WHAT YOU HAVE TO DO — All of the records below need to be copied exactly.

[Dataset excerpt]
::::::::::

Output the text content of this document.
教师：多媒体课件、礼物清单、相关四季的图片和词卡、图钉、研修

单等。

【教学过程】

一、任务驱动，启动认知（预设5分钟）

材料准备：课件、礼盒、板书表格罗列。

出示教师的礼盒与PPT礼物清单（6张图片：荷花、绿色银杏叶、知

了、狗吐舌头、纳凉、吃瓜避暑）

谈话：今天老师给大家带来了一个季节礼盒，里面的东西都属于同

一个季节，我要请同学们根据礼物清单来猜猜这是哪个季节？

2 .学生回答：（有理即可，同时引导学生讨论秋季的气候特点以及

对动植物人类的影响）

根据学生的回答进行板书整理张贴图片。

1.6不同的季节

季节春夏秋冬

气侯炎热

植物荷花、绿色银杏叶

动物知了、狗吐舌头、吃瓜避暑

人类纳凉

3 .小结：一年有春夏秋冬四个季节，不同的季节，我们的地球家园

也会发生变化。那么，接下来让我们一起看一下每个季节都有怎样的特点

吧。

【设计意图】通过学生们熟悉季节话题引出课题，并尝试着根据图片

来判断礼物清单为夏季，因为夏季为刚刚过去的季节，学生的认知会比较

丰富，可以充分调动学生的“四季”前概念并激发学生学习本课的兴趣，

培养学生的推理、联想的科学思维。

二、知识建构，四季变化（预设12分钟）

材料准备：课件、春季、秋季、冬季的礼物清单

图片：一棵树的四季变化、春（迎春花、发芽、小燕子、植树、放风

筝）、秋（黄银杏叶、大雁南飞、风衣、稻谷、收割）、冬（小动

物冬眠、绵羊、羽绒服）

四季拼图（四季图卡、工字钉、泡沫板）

::::::::::

ANSWER TO THE TASK —
Output the text content of this document.
教师：多媒体课件、礼物清单、相关四季的图片和词卡、图钉、研修

单等。

【教学过程】

一、任务驱动，启动认知（预设5分钟）

材料准备：课件、礼盒、板书表格罗列。

出示教师的礼盒与PPT礼物清单（6张图片：荷花、绿色银杏叶、知

了、狗吐舌头、纳凉、吃瓜避暑）

谈话：今天老师给大家带来了一个季节礼盒，里面的东西都属于同

一个季节，我要请同学们根据礼物清单来猜猜这是哪个季节？

2 .学生回答：（有理即可，同时引导学生讨论秋季的气候特点以及

对动植物人类的影响）

根据学生的回答进行板书整理张贴图片。

1.6不同的季节

季节春夏秋冬

气侯炎热

植物荷花、绿色银杏叶

动物知了、狗吐舌头、吃瓜避暑

人类纳凉

3 .小结：一年有春夏秋冬四个季节，不同的季节，我们的地球家园

也会发生变化。那么，接下来让我们一起看一下每个季节都有怎样的特点

吧。

【设计意图】通过学生们熟悉季节话题引出课题，并尝试着根据图片

来判断礼物清单为夏季，因为夏季为刚刚过去的季节，学生的认知会比较

丰富，可以充分调动学生的“四季”前概念并激发学生学习本课的兴趣，

培养学生的推理、联想的科学思维。

二、知识建构，四季变化（预设12分钟）

材料准备：课件、春季、秋季、冬季的礼物清单

图片：一棵树的四季变化、春（迎春花、发芽、小燕子、植树、放风

筝）、秋（黄银杏叶、大雁南飞、风衣、稻谷、收割）、冬（小动

物冬眠、绵羊、羽绒服）

四季拼图（四季图卡、工字钉、泡沫板）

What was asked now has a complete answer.